━━━ ENTRIES SUPPLIED ━━━

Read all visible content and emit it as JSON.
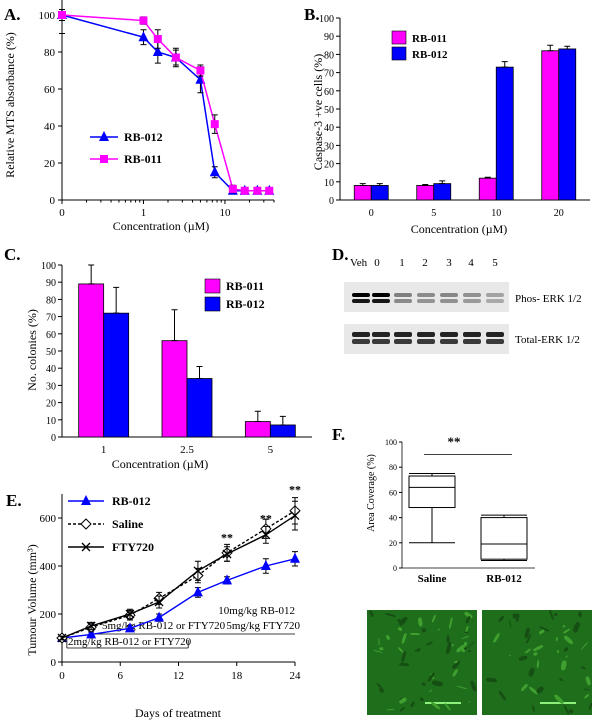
{
  "colors": {
    "rb011": "#ff00ff",
    "rb012": "#0000ff",
    "blot_bg": "#e8e8e8",
    "micrograph": "#1f6e1b"
  },
  "panels": {
    "A": {
      "letter": "A.",
      "ylabel": "Relative MTS absorbance  (%)",
      "xlabel": "Concentration (µM)"
    },
    "B": {
      "letter": "B.",
      "ylabel": "Caspase-3 +ve cells (%)",
      "xlabel": "Concentration (µM)"
    },
    "C": {
      "letter": "C.",
      "ylabel": "No. colonies (%)",
      "xlabel": "Concentration (µM)"
    },
    "D": {
      "letter": "D.",
      "lanes": [
        "Veh",
        "0",
        "1",
        "2",
        "3",
        "4",
        "5"
      ],
      "rows": [
        "Phos- ERK 1/2",
        "Total-ERK 1/2"
      ]
    },
    "E": {
      "letter": "E.",
      "ylabel": "Tumour Volume (mm³)",
      "xlabel": "Days of treatment",
      "sig": [
        "**",
        "**",
        "**"
      ],
      "dosing": [
        "10mg/kg RB-012",
        "5mg/kg RB-012 or FTY720",
        "5mg/kg FTY720",
        "2mg/kg RB-012 or FTY720"
      ]
    },
    "F": {
      "letter": "F.",
      "ylabel": "Area Coverage (%)",
      "categories": [
        "Saline",
        "RB-012"
      ],
      "sig": "**"
    }
  },
  "chart_data": [
    {
      "panel": "A",
      "type": "line",
      "xlabel": "Concentration (µM)",
      "ylabel": "Relative MTS absorbance  (%)",
      "xlim": [
        0,
        40
      ],
      "ylim": [
        0,
        100
      ],
      "xticks": [
        "0",
        "1",
        "10"
      ],
      "yticks": [
        0,
        20,
        40,
        60,
        80,
        100
      ],
      "legend": "bottom-left",
      "series": [
        {
          "name": "RB-012",
          "marker": "triangle",
          "x": [
            0,
            1,
            1.5,
            2.5,
            5,
            7.5,
            12.5,
            17.5,
            25,
            35
          ],
          "y": [
            100,
            88,
            80,
            77,
            65,
            15,
            5,
            5,
            5,
            5
          ],
          "err": [
            10,
            4,
            6,
            5,
            7,
            3,
            1,
            1,
            1,
            1
          ]
        },
        {
          "name": "RB-011",
          "marker": "square",
          "x": [
            0,
            1,
            1.5,
            2.5,
            5,
            7.5,
            12.5,
            17.5,
            25,
            35
          ],
          "y": [
            100,
            97,
            87,
            77,
            70,
            41,
            6,
            5,
            5,
            5
          ],
          "err": [
            3,
            2,
            5,
            4,
            3,
            5,
            2,
            1,
            1,
            1
          ]
        }
      ]
    },
    {
      "panel": "B",
      "type": "bar",
      "xlabel": "Concentration (µM)",
      "ylabel": "Caspase-3 +ve cells (%)",
      "categories": [
        "0",
        "5",
        "10",
        "20"
      ],
      "ylim": [
        0,
        100
      ],
      "yticks": [
        0,
        10,
        20,
        30,
        40,
        50,
        60,
        70,
        80,
        90,
        100
      ],
      "legend": "top-left",
      "series": [
        {
          "name": "RB-011",
          "values": [
            8,
            8,
            12,
            82
          ],
          "err": [
            1,
            0.5,
            0.5,
            3
          ]
        },
        {
          "name": "RB-012",
          "values": [
            8,
            9,
            73,
            83
          ],
          "err": [
            1,
            1.5,
            3,
            1.5
          ]
        }
      ]
    },
    {
      "panel": "C",
      "type": "bar",
      "xlabel": "Concentration (µM)",
      "ylabel": "No. colonies (%)",
      "categories": [
        "1",
        "2.5",
        "5"
      ],
      "ylim": [
        0,
        100
      ],
      "yticks": [
        0,
        10,
        20,
        30,
        40,
        50,
        60,
        70,
        80,
        90,
        100
      ],
      "legend": "top-right",
      "series": [
        {
          "name": "RB-011",
          "values": [
            89,
            56,
            9
          ],
          "err": [
            11,
            18,
            6
          ]
        },
        {
          "name": "RB-012",
          "values": [
            72,
            34,
            7
          ],
          "err": [
            15,
            7,
            5
          ]
        }
      ]
    },
    {
      "panel": "E",
      "type": "line",
      "xlabel": "Days of treatment",
      "ylabel": "Tumour Volume (mm³)",
      "xlim": [
        0,
        24
      ],
      "ylim": [
        0,
        700
      ],
      "xticks": [
        0,
        6,
        12,
        18,
        24
      ],
      "yticks": [
        0,
        200,
        400,
        600
      ],
      "legend": "top-left",
      "series": [
        {
          "name": "RB-012",
          "marker": "triangle",
          "x": [
            0,
            3,
            7,
            10,
            14,
            17,
            21,
            24
          ],
          "y": [
            100,
            115,
            140,
            185,
            290,
            340,
            400,
            430
          ],
          "err": [
            8,
            10,
            12,
            15,
            20,
            15,
            30,
            30
          ]
        },
        {
          "name": "Saline",
          "marker": "diamond",
          "dashed": true,
          "x": [
            0,
            3,
            7,
            10,
            14,
            17,
            21,
            24
          ],
          "y": [
            100,
            145,
            195,
            265,
            360,
            455,
            555,
            630
          ],
          "err": [
            8,
            15,
            20,
            25,
            30,
            35,
            40,
            55
          ]
        },
        {
          "name": "FTY720",
          "marker": "x",
          "x": [
            0,
            3,
            7,
            10,
            14,
            17,
            21,
            24
          ],
          "y": [
            100,
            150,
            200,
            250,
            380,
            450,
            530,
            610
          ],
          "err": [
            8,
            15,
            20,
            25,
            40,
            30,
            35,
            60
          ]
        }
      ]
    },
    {
      "panel": "F",
      "type": "box",
      "ylabel": "Area Coverage (%)",
      "ylim": [
        0,
        100
      ],
      "yticks": [
        0,
        20,
        40,
        60,
        80,
        100
      ],
      "categories": [
        "Saline",
        "RB-012"
      ],
      "boxes": [
        {
          "min": 20,
          "q1": 48,
          "median": 64,
          "q3": 73,
          "max": 75
        },
        {
          "min": 6,
          "q1": 7,
          "median": 19,
          "q3": 40,
          "max": 42
        }
      ]
    }
  ]
}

━━━

## WORK TO BE COMPLETED:
Set down each entry above exactly as it appears. Omit the pictures.

## THE COMPLETED TASK:
Read all visible content and emit it as JSON.
{
  "colors": {
    "rb011": "#ff00ff",
    "rb012": "#0000ff",
    "blot_bg": "#e8e8e8",
    "micrograph": "#1f6e1b"
  },
  "panels": {
    "A": {
      "letter": "A.",
      "ylabel": "Relative MTS absorbance  (%)",
      "xlabel": "Concentration (µM)"
    },
    "B": {
      "letter": "B.",
      "ylabel": "Caspase-3 +ve cells (%)",
      "xlabel": "Concentration (µM)"
    },
    "C": {
      "letter": "C.",
      "ylabel": "No. colonies (%)",
      "xlabel": "Concentration (µM)"
    },
    "D": {
      "letter": "D.",
      "lanes": [
        "Veh",
        "0",
        "1",
        "2",
        "3",
        "4",
        "5"
      ],
      "rows": [
        "Phos- ERK 1/2",
        "Total-ERK 1/2"
      ]
    },
    "E": {
      "letter": "E.",
      "ylabel": "Tumour Volume (mm³)",
      "xlabel": "Days of treatment",
      "sig": [
        "**",
        "**",
        "**"
      ],
      "dosing": [
        "10mg/kg RB-012",
        "5mg/kg RB-012 or FTY720",
        "5mg/kg FTY720",
        "2mg/kg RB-012 or FTY720"
      ]
    },
    "F": {
      "letter": "F.",
      "ylabel": "Area Coverage (%)",
      "categories": [
        "Saline",
        "RB-012"
      ],
      "sig": "**"
    }
  },
  "chart_data": [
    {
      "panel": "A",
      "type": "line",
      "xlabel": "Concentration (µM)",
      "ylabel": "Relative MTS absorbance  (%)",
      "xlim": [
        0,
        40
      ],
      "ylim": [
        0,
        100
      ],
      "xticks": [
        "0",
        "1",
        "10"
      ],
      "yticks": [
        0,
        20,
        40,
        60,
        80,
        100
      ],
      "legend": "bottom-left",
      "series": [
        {
          "name": "RB-012",
          "marker": "triangle",
          "x": [
            0,
            1,
            1.5,
            2.5,
            5,
            7.5,
            12.5,
            17.5,
            25,
            35
          ],
          "y": [
            100,
            88,
            80,
            77,
            65,
            15,
            5,
            5,
            5,
            5
          ],
          "err": [
            10,
            4,
            6,
            5,
            7,
            3,
            1,
            1,
            1,
            1
          ]
        },
        {
          "name": "RB-011",
          "marker": "square",
          "x": [
            0,
            1,
            1.5,
            2.5,
            5,
            7.5,
            12.5,
            17.5,
            25,
            35
          ],
          "y": [
            100,
            97,
            87,
            77,
            70,
            41,
            6,
            5,
            5,
            5
          ],
          "err": [
            3,
            2,
            5,
            4,
            3,
            5,
            2,
            1,
            1,
            1
          ]
        }
      ]
    },
    {
      "panel": "B",
      "type": "bar",
      "xlabel": "Concentration (µM)",
      "ylabel": "Caspase-3 +ve cells (%)",
      "categories": [
        "0",
        "5",
        "10",
        "20"
      ],
      "ylim": [
        0,
        100
      ],
      "yticks": [
        0,
        10,
        20,
        30,
        40,
        50,
        60,
        70,
        80,
        90,
        100
      ],
      "legend": "top-left",
      "series": [
        {
          "name": "RB-011",
          "values": [
            8,
            8,
            12,
            82
          ],
          "err": [
            1,
            0.5,
            0.5,
            3
          ]
        },
        {
          "name": "RB-012",
          "values": [
            8,
            9,
            73,
            83
          ],
          "err": [
            1,
            1.5,
            3,
            1.5
          ]
        }
      ]
    },
    {
      "panel": "C",
      "type": "bar",
      "xlabel": "Concentration (µM)",
      "ylabel": "No. colonies (%)",
      "categories": [
        "1",
        "2.5",
        "5"
      ],
      "ylim": [
        0,
        100
      ],
      "yticks": [
        0,
        10,
        20,
        30,
        40,
        50,
        60,
        70,
        80,
        90,
        100
      ],
      "legend": "top-right",
      "series": [
        {
          "name": "RB-011",
          "values": [
            89,
            56,
            9
          ],
          "err": [
            11,
            18,
            6
          ]
        },
        {
          "name": "RB-012",
          "values": [
            72,
            34,
            7
          ],
          "err": [
            15,
            7,
            5
          ]
        }
      ]
    },
    {
      "panel": "E",
      "type": "line",
      "xlabel": "Days of treatment",
      "ylabel": "Tumour Volume (mm³)",
      "xlim": [
        0,
        24
      ],
      "ylim": [
        0,
        700
      ],
      "xticks": [
        0,
        6,
        12,
        18,
        24
      ],
      "yticks": [
        0,
        200,
        400,
        600
      ],
      "legend": "top-left",
      "series": [
        {
          "name": "RB-012",
          "marker": "triangle",
          "x": [
            0,
            3,
            7,
            10,
            14,
            17,
            21,
            24
          ],
          "y": [
            100,
            115,
            140,
            185,
            290,
            340,
            400,
            430
          ],
          "err": [
            8,
            10,
            12,
            15,
            20,
            15,
            30,
            30
          ]
        },
        {
          "name": "Saline",
          "marker": "diamond",
          "dashed": true,
          "x": [
            0,
            3,
            7,
            10,
            14,
            17,
            21,
            24
          ],
          "y": [
            100,
            145,
            195,
            265,
            360,
            455,
            555,
            630
          ],
          "err": [
            8,
            15,
            20,
            25,
            30,
            35,
            40,
            55
          ]
        },
        {
          "name": "FTY720",
          "marker": "x",
          "x": [
            0,
            3,
            7,
            10,
            14,
            17,
            21,
            24
          ],
          "y": [
            100,
            150,
            200,
            250,
            380,
            450,
            530,
            610
          ],
          "err": [
            8,
            15,
            20,
            25,
            40,
            30,
            35,
            60
          ]
        }
      ]
    },
    {
      "panel": "F",
      "type": "box",
      "ylabel": "Area Coverage (%)",
      "ylim": [
        0,
        100
      ],
      "yticks": [
        0,
        20,
        40,
        60,
        80,
        100
      ],
      "categories": [
        "Saline",
        "RB-012"
      ],
      "boxes": [
        {
          "min": 20,
          "q1": 48,
          "median": 64,
          "q3": 73,
          "max": 75
        },
        {
          "min": 6,
          "q1": 7,
          "median": 19,
          "q3": 40,
          "max": 42
        }
      ]
    }
  ]
}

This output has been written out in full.